━━━ STORED RECORDS
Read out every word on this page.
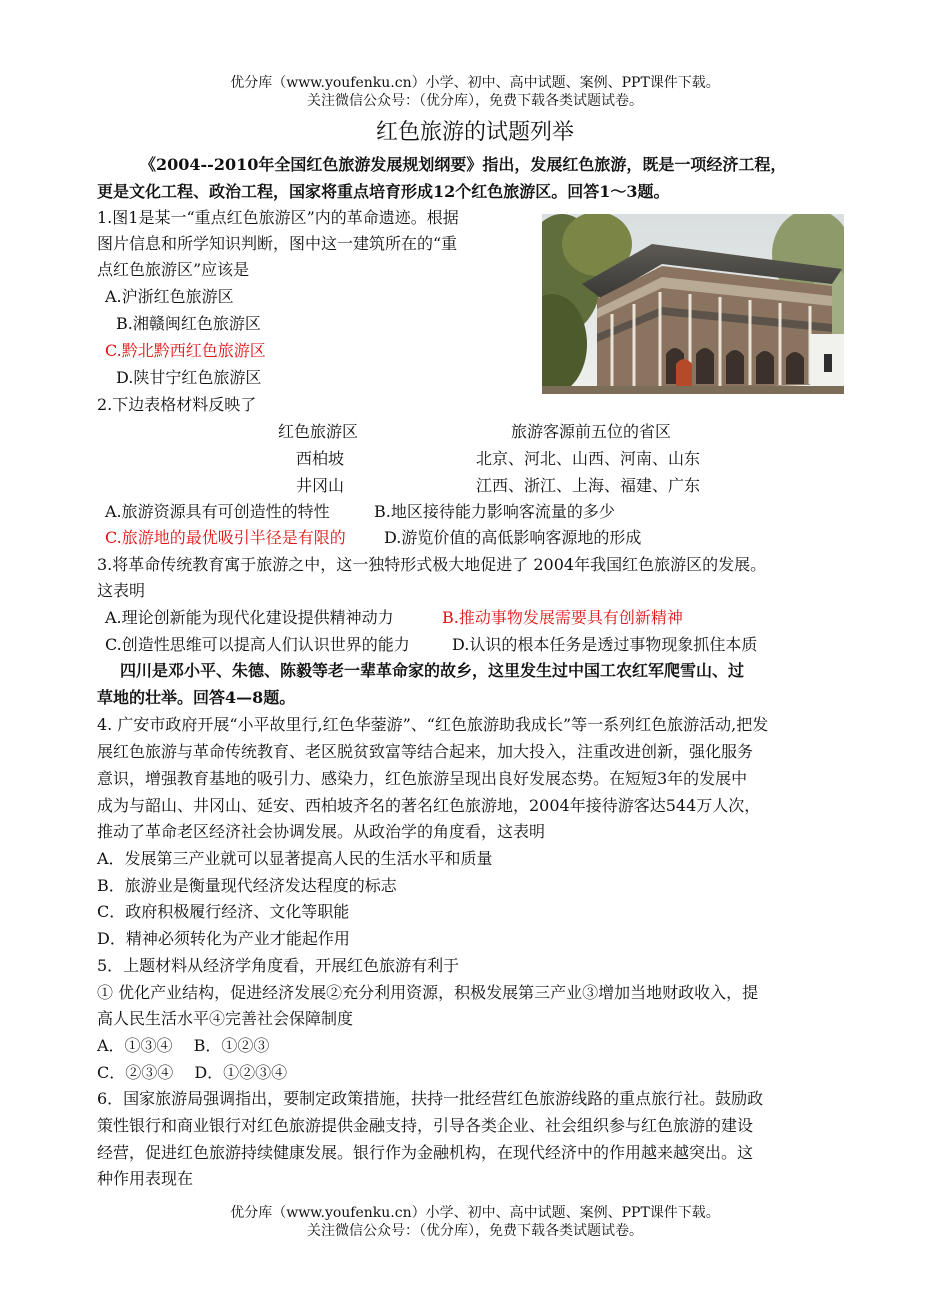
优分库（www.youfenku.cn）小学、初中、高中试题、案例、PPT课件下载。
关注微信公众号：（优分库），免费下载各类试题试卷。
红色旅游的试题列举
《2004--2010年全国红色旅游发展规划纲要》指出，发展红色旅游，既是一项经济工程，
更是文化工程、政治工程，国家将重点培育形成12个红色旅游区。回答1～3题。
1.图1是某一“重点红色旅游区”内的革命遗迹。根据
图片信息和所学知识判断，图中这一建筑所在的“重
点红色旅游区”应该是
A.沪浙红色旅游区
B.湘赣闽红色旅游区
C.黔北黔西红色旅游区
D.陕甘宁红色旅游区
2.下边表格材料反映了
红色旅游区	旅游客源前五位的省区
西柏坡	北京、河北、山西、河南、山东
井冈山	江西、浙江、上海、福建、广东
A.旅游资源具有可创造性的特性	B.地区接待能力影响客流量的多少
C.旅游地的最优吸引半径是有限的 D.游览价值的高低影响客源地的形成
3.将革命传统教育寓于旅游之中，这一独特形式极大地促进了 2004年我国红色旅游区的发展。
这表明
A.理论创新能为现代化建设提供精神动力	B.推动事物发展需要具有创新精神
C.创造性思维可以提高人们认识世界的能力	D.认识的根本任务是透过事物现象抓住本质
四川是邓小平、朱德、陈毅等老一辈革命家的故乡，这里发生过中国工农红军爬雪山、过
草地的壮举。回答4—8题。
4. 广安市政府开展“小平故里行,红色华蓥游”、“红色旅游助我成长”等一系列红色旅游活动,把发
展红色旅游与革命传统教育、老区脱贫致富等结合起来，加大投入，注重改进创新，强化服务
意识，增强教育基地的吸引力、感染力，红色旅游呈现出良好发展态势。在短短3年的发展中
成为与韶山、井冈山、延安、西柏坡齐名的著名红色旅游地，2004年接待游客达544万人次，
推动了革命老区经济社会协调发展。从政治学的角度看，这表明
A．发展第三产业就可以显著提高人民的生活水平和质量
B．旅游业是衡量现代经济发达程度的标志
C．政府积极履行经济、文化等职能
D．精神必须转化为产业才能起作用
5．上题材料从经济学角度看，开展红色旅游有利于
① 优化产业结构，促进经济发展②充分利用资源，积极发展第三产业③增加当地财政收入，提
高人民生活水平④完善社会保障制度
A．①③④　 B．①②③
C．②③④　 D．①②③④
6．国家旅游局强调指出，要制定政策措施，扶持一批经营红色旅游线路的重点旅行社。鼓励政
策性银行和商业银行对红色旅游提供金融支持，引导各类企业、社会组织参与红色旅游的建设
经营，促进红色旅游持续健康发展。银行作为金融机构，在现代经济中的作用越来越突出。这
种作用表现在
优分库（www.youfenku.cn）小学、初中、高中试题、案例、PPT课件下载。
关注微信公众号：（优分库），免费下载各类试题试卷。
━━━━━━
> **EXERCISE PROMPT**
Quote in full the listing given above; the images are to be left out.

> **FINISHED ANSWER**
Read out every word on this page.
优分库（www.youfenku.cn）小学、初中、高中试题、案例、PPT课件下载。
关注微信公众号：（优分库），免费下载各类试题试卷。
红色旅游的试题列举
《2004--2010年全国红色旅游发展规划纲要》指出，发展红色旅游，既是一项经济工程，
更是文化工程、政治工程，国家将重点培育形成12个红色旅游区。回答1～3题。
1.图1是某一“重点红色旅游区”内的革命遗迹。根据
图片信息和所学知识判断，图中这一建筑所在的“重
点红色旅游区”应该是
A.沪浙红色旅游区
B.湘赣闽红色旅游区
C.黔北黔西红色旅游区
D.陕甘宁红色旅游区
2.下边表格材料反映了
红色旅游区	旅游客源前五位的省区
西柏坡	北京、河北、山西、河南、山东
井冈山	江西、浙江、上海、福建、广东
A.旅游资源具有可创造性的特性	B.地区接待能力影响客流量的多少
C.旅游地的最优吸引半径是有限的 D.游览价值的高低影响客源地的形成
3.将革命传统教育寓于旅游之中，这一独特形式极大地促进了 2004年我国红色旅游区的发展。
这表明
A.理论创新能为现代化建设提供精神动力	B.推动事物发展需要具有创新精神
C.创造性思维可以提高人们认识世界的能力	D.认识的根本任务是透过事物现象抓住本质
四川是邓小平、朱德、陈毅等老一辈革命家的故乡，这里发生过中国工农红军爬雪山、过
草地的壮举。回答4—8题。
4. 广安市政府开展“小平故里行,红色华蓥游”、“红色旅游助我成长”等一系列红色旅游活动,把发
展红色旅游与革命传统教育、老区脱贫致富等结合起来，加大投入，注重改进创新，强化服务
意识，增强教育基地的吸引力、感染力，红色旅游呈现出良好发展态势。在短短3年的发展中
成为与韶山、井冈山、延安、西柏坡齐名的著名红色旅游地，2004年接待游客达544万人次，
推动了革命老区经济社会协调发展。从政治学的角度看，这表明
A．发展第三产业就可以显著提高人民的生活水平和质量
B．旅游业是衡量现代经济发达程度的标志
C．政府积极履行经济、文化等职能
D．精神必须转化为产业才能起作用
5．上题材料从经济学角度看，开展红色旅游有利于
① 优化产业结构，促进经济发展②充分利用资源，积极发展第三产业③增加当地财政收入，提
高人民生活水平④完善社会保障制度
A．①③④　 B．①②③
C．②③④　 D．①②③④
6．国家旅游局强调指出，要制定政策措施，扶持一批经营红色旅游线路的重点旅行社。鼓励政
策性银行和商业银行对红色旅游提供金融支持，引导各类企业、社会组织参与红色旅游的建设
经营，促进红色旅游持续健康发展。银行作为金融机构，在现代经济中的作用越来越突出。这
种作用表现在
优分库（www.youfenku.cn）小学、初中、高中试题、案例、PPT课件下载。
关注微信公众号：（优分库），免费下载各类试题试卷。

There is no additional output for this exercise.